▶ Written problem
Reproduce the lines between the line containing "empty-slot[interactable] — [492, 244, 527, 254]" and the line containing "empty-slot[interactable] — [342, 220, 376, 230]", inclusive, exactly as they appear.

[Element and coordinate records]
◆ ◆ ◆ ◆ ◆ ◆ ◆

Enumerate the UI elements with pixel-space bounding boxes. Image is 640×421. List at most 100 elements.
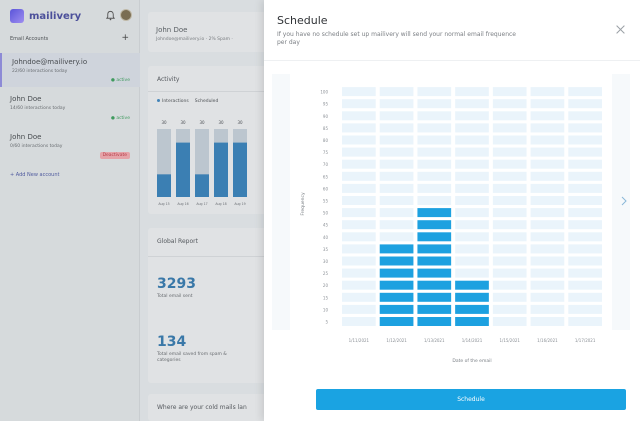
empty-slot[interactable] — [492, 244, 527, 254]
empty-slot[interactable] — [492, 123, 527, 133]
empty-slot[interactable] — [417, 111, 452, 121]
brand[interactable]: mailivery — [10, 9, 81, 23]
empty-slot[interactable] — [455, 256, 489, 266]
account-status-badge[interactable]: Deactivate — [99, 152, 130, 159]
bar-block[interactable] — [379, 304, 414, 314]
empty-slot[interactable] — [568, 111, 602, 121]
empty-slot[interactable] — [342, 220, 376, 230]
empty-slot[interactable] — [530, 87, 565, 97]
account-item-2[interactable]: John Doe 14/60 interactions today ● acti… — [0, 95, 140, 125]
empty-slot[interactable] — [568, 292, 602, 302]
empty-slot[interactable] — [530, 183, 565, 193]
empty-slot[interactable] — [568, 171, 602, 181]
empty-slot[interactable] — [342, 87, 376, 97]
empty-slot[interactable] — [379, 159, 414, 169]
empty-slot[interactable] — [342, 196, 376, 205]
empty-slot[interactable] — [455, 123, 489, 133]
empty-slot[interactable] — [379, 183, 414, 193]
empty-slot[interactable] — [417, 87, 452, 97]
empty-slot[interactable] — [379, 135, 414, 145]
empty-slot[interactable] — [492, 147, 527, 157]
empty-slot[interactable] — [530, 159, 565, 169]
empty-slot[interactable] — [568, 280, 602, 290]
empty-slot[interactable] — [492, 280, 527, 290]
empty-slot[interactable] — [455, 268, 489, 278]
empty-slot[interactable] — [530, 304, 565, 314]
empty-slot[interactable] — [492, 135, 527, 145]
empty-slot[interactable] — [455, 196, 489, 205]
schedule-button[interactable]: Schedule — [316, 389, 626, 410]
empty-slot[interactable] — [455, 183, 489, 193]
empty-slot[interactable] — [492, 317, 527, 326]
empty-slot[interactable] — [568, 244, 602, 254]
empty-slot[interactable] — [568, 135, 602, 145]
empty-slot[interactable] — [455, 135, 489, 145]
empty-slot[interactable] — [492, 268, 527, 278]
account-item-3[interactable]: John Doe 0/60 interactions today Deactiv… — [0, 133, 140, 163]
empty-slot[interactable] — [417, 159, 452, 169]
empty-slot[interactable] — [417, 147, 452, 157]
bar-block[interactable] — [379, 292, 414, 302]
empty-slot[interactable] — [492, 196, 527, 205]
empty-slot[interactable] — [492, 99, 527, 109]
empty-slot[interactable] — [342, 292, 376, 302]
bar-block[interactable] — [417, 244, 452, 254]
empty-slot[interactable] — [379, 232, 414, 242]
bar-block[interactable] — [417, 268, 452, 278]
empty-slot[interactable] — [530, 123, 565, 133]
empty-slot[interactable] — [379, 147, 414, 157]
empty-slot[interactable] — [455, 244, 489, 254]
empty-slot[interactable] — [455, 208, 489, 218]
bell-icon[interactable] — [105, 10, 116, 21]
empty-slot[interactable] — [568, 159, 602, 169]
empty-slot[interactable] — [455, 220, 489, 230]
empty-slot[interactable] — [342, 111, 376, 121]
empty-slot[interactable] — [492, 208, 527, 218]
empty-slot[interactable] — [455, 99, 489, 109]
empty-slot[interactable] — [530, 196, 565, 205]
empty-slot[interactable] — [530, 244, 565, 254]
empty-slot[interactable] — [492, 171, 527, 181]
empty-slot[interactable] — [417, 135, 452, 145]
empty-slot[interactable] — [342, 280, 376, 290]
bar-block[interactable] — [417, 317, 452, 326]
empty-slot[interactable] — [568, 123, 602, 133]
empty-slot[interactable] — [342, 208, 376, 218]
bar-block[interactable] — [379, 317, 414, 326]
empty-slot[interactable] — [492, 304, 527, 314]
empty-slot[interactable] — [379, 208, 414, 218]
empty-slot[interactable] — [568, 317, 602, 326]
empty-slot[interactable] — [492, 183, 527, 193]
empty-slot[interactable] — [455, 111, 489, 121]
empty-slot[interactable] — [492, 220, 527, 230]
empty-slot[interactable] — [342, 232, 376, 242]
account-item-1[interactable]: Johndoe@mailivery.io 22/60 interactions … — [0, 53, 140, 87]
empty-slot[interactable] — [417, 183, 452, 193]
bar-block[interactable] — [379, 256, 414, 266]
empty-slot[interactable] — [342, 147, 376, 157]
empty-slot[interactable] — [568, 220, 602, 230]
empty-slot[interactable] — [530, 111, 565, 121]
bar-block[interactable] — [455, 317, 489, 326]
bar-block[interactable] — [417, 292, 452, 302]
bar-block[interactable] — [417, 304, 452, 314]
add-account-plus-icon[interactable]: + — [121, 33, 129, 43]
empty-slot[interactable] — [530, 268, 565, 278]
empty-slot[interactable] — [568, 87, 602, 97]
empty-slot[interactable] — [568, 304, 602, 314]
bar-block[interactable] — [455, 292, 489, 302]
empty-slot[interactable] — [455, 87, 489, 97]
empty-slot[interactable] — [417, 196, 452, 205]
empty-slot[interactable] — [342, 123, 376, 133]
empty-slot[interactable] — [492, 159, 527, 169]
bar-block[interactable] — [379, 268, 414, 278]
empty-slot[interactable] — [568, 268, 602, 278]
empty-slot[interactable] — [342, 256, 376, 266]
close-icon[interactable] — [615, 24, 627, 36]
bar-block[interactable] — [379, 244, 414, 254]
empty-slot[interactable] — [342, 268, 376, 278]
empty-slot[interactable] — [417, 171, 452, 181]
empty-slot[interactable] — [379, 111, 414, 121]
empty-slot[interactable] — [379, 99, 414, 109]
empty-slot[interactable] — [492, 292, 527, 302]
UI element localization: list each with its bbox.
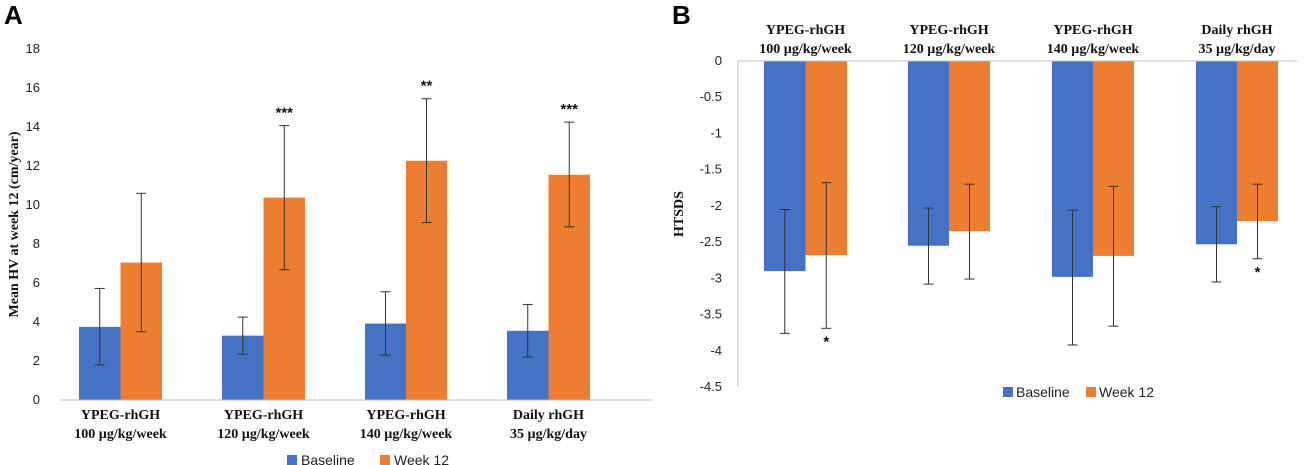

◆ ◆ ◆ ◆ ◆ ◆ ◆

▶ Expected output
empty-slot[interactable] — [492, 244, 527, 254]
empty-slot[interactable] — [492, 123, 527, 133]
empty-slot[interactable] — [417, 111, 452, 121]
brand[interactable]: mailivery — [10, 9, 81, 23]
empty-slot[interactable] — [455, 256, 489, 266]
account-status-badge[interactable]: Deactivate — [99, 152, 130, 159]
bar-block[interactable] — [379, 304, 414, 314]
empty-slot[interactable] — [568, 111, 602, 121]
empty-slot[interactable] — [342, 220, 376, 230]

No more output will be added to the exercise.